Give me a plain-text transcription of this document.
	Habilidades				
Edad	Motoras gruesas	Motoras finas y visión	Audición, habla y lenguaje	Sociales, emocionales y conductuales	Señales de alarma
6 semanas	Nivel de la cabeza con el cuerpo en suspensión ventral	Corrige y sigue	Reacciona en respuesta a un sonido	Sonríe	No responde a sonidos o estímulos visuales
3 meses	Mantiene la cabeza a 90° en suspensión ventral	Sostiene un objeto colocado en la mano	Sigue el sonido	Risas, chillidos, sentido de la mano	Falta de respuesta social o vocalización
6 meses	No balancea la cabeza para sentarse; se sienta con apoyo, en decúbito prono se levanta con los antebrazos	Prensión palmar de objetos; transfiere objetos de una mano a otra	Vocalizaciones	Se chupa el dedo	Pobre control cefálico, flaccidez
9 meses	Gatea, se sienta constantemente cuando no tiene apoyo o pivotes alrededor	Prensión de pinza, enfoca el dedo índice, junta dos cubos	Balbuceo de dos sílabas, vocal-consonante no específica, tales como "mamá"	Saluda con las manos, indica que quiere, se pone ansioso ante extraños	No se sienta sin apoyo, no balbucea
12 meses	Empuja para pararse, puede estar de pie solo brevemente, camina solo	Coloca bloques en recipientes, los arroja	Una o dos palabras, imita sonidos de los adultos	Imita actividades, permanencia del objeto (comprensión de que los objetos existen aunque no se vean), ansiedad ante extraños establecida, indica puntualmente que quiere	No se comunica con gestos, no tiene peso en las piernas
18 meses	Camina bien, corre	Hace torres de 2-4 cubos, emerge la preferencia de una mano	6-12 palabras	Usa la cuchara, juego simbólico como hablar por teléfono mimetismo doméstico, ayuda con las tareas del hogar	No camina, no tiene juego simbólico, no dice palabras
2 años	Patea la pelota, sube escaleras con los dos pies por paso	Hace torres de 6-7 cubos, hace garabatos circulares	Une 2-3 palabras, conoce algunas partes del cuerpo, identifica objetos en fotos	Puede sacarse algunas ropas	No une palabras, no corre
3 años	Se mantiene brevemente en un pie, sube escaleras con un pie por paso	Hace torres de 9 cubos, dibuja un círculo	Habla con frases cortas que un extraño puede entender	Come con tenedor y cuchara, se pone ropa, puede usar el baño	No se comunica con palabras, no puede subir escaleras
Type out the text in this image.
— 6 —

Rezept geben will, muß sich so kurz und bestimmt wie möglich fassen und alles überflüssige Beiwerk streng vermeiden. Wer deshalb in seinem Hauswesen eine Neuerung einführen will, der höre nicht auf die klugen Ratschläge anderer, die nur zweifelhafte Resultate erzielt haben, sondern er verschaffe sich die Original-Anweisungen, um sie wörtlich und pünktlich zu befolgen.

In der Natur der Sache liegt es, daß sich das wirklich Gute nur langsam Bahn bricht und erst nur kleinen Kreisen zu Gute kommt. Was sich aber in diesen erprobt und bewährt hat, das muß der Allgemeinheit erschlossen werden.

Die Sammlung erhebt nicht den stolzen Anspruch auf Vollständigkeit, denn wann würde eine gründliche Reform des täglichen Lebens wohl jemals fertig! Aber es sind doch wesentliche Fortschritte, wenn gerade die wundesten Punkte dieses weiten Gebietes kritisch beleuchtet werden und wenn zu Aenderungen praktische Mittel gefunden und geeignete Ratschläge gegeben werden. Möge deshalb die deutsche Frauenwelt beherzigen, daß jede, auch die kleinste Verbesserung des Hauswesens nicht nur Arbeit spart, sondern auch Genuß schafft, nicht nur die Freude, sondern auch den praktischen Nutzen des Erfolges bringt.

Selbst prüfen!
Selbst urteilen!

━━━━━━

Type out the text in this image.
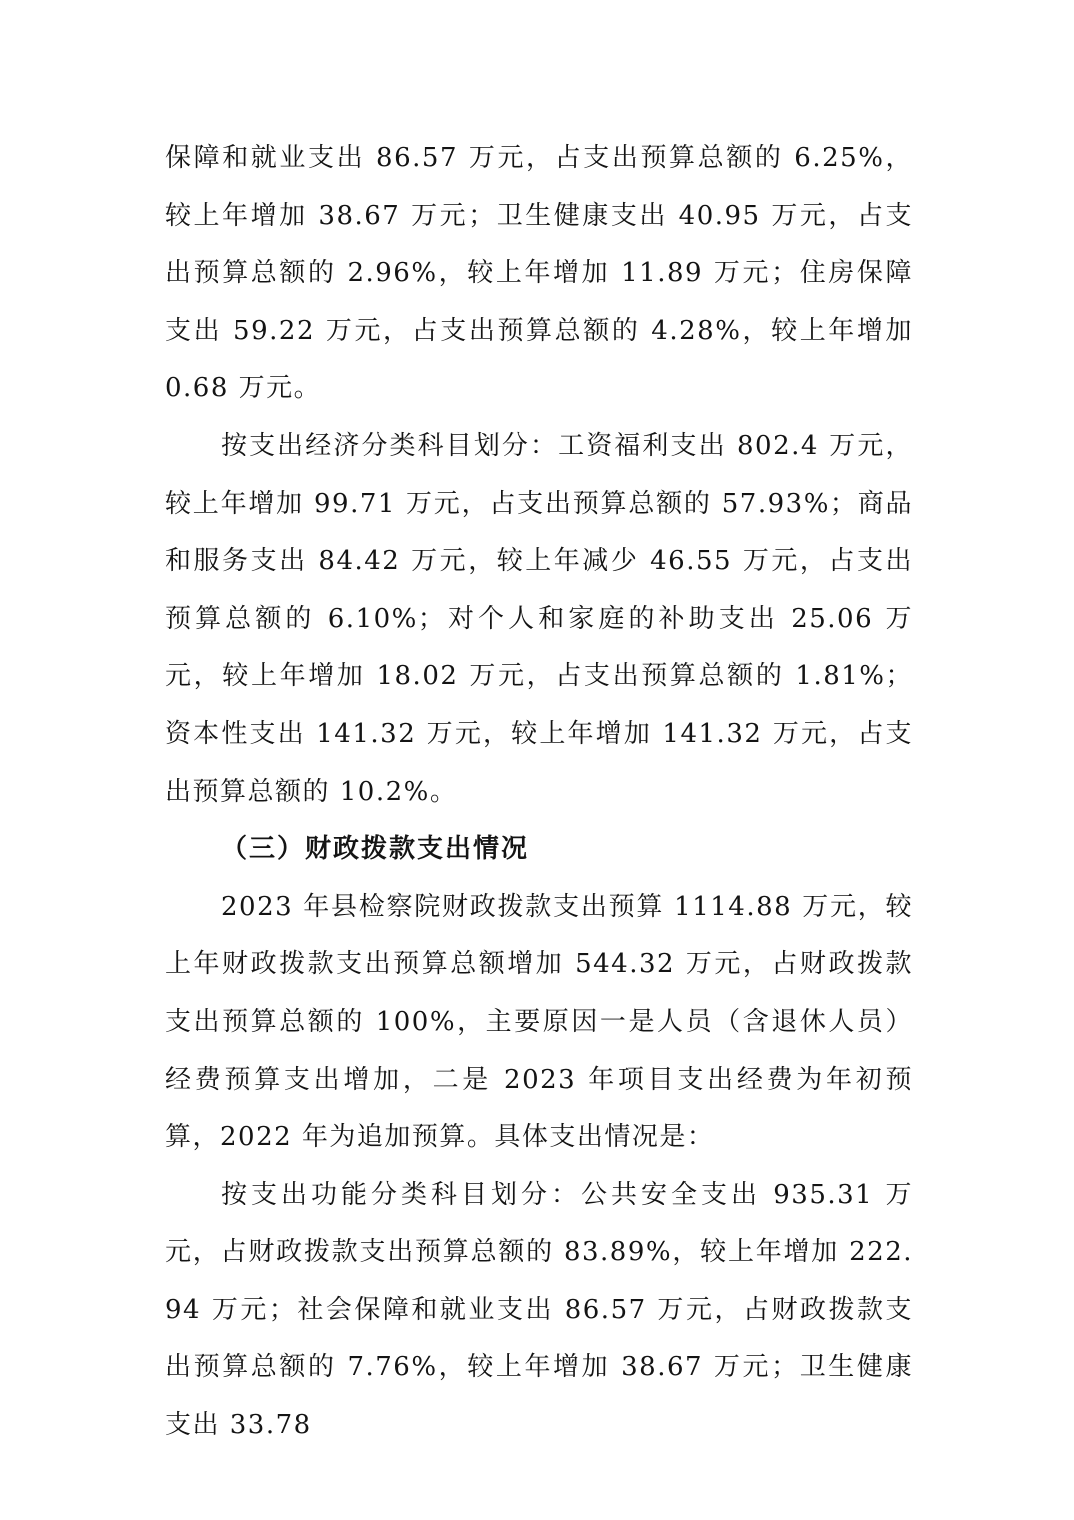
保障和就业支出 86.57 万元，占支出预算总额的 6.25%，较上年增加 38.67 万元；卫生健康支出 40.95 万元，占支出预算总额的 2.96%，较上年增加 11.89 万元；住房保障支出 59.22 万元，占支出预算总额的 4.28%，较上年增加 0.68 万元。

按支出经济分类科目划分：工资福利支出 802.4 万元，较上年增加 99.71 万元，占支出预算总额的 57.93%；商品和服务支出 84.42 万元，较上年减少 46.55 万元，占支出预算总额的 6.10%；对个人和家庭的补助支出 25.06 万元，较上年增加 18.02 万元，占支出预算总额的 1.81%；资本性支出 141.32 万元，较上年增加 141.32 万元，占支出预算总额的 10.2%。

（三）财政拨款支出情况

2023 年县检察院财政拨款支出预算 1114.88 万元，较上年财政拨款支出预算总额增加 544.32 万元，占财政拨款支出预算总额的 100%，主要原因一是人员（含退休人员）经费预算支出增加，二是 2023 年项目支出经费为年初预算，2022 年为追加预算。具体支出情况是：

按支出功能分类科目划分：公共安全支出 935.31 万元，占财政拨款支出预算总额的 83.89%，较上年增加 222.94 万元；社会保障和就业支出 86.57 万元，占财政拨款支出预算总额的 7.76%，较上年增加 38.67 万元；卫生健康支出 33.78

━━━━━━

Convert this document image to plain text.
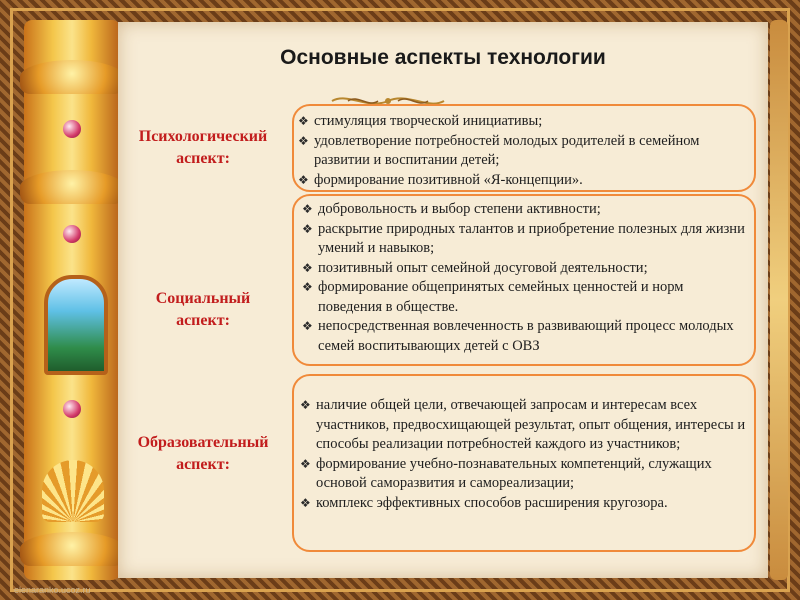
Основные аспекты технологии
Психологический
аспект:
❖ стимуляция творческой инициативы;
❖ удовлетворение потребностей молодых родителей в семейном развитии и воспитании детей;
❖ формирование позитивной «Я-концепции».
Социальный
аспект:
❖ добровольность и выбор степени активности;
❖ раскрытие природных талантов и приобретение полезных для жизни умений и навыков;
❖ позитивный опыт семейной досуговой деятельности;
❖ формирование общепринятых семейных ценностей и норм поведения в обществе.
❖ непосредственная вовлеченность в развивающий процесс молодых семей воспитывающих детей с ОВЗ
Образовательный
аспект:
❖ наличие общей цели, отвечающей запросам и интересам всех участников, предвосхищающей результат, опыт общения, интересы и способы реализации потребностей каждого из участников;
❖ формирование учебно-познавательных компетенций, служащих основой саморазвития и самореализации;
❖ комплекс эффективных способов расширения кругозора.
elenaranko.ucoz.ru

━━━━━━

Look through the material above and work out how many of its lines contain "paso". State the number only.

* [EXERCISE RESPONSE]: 2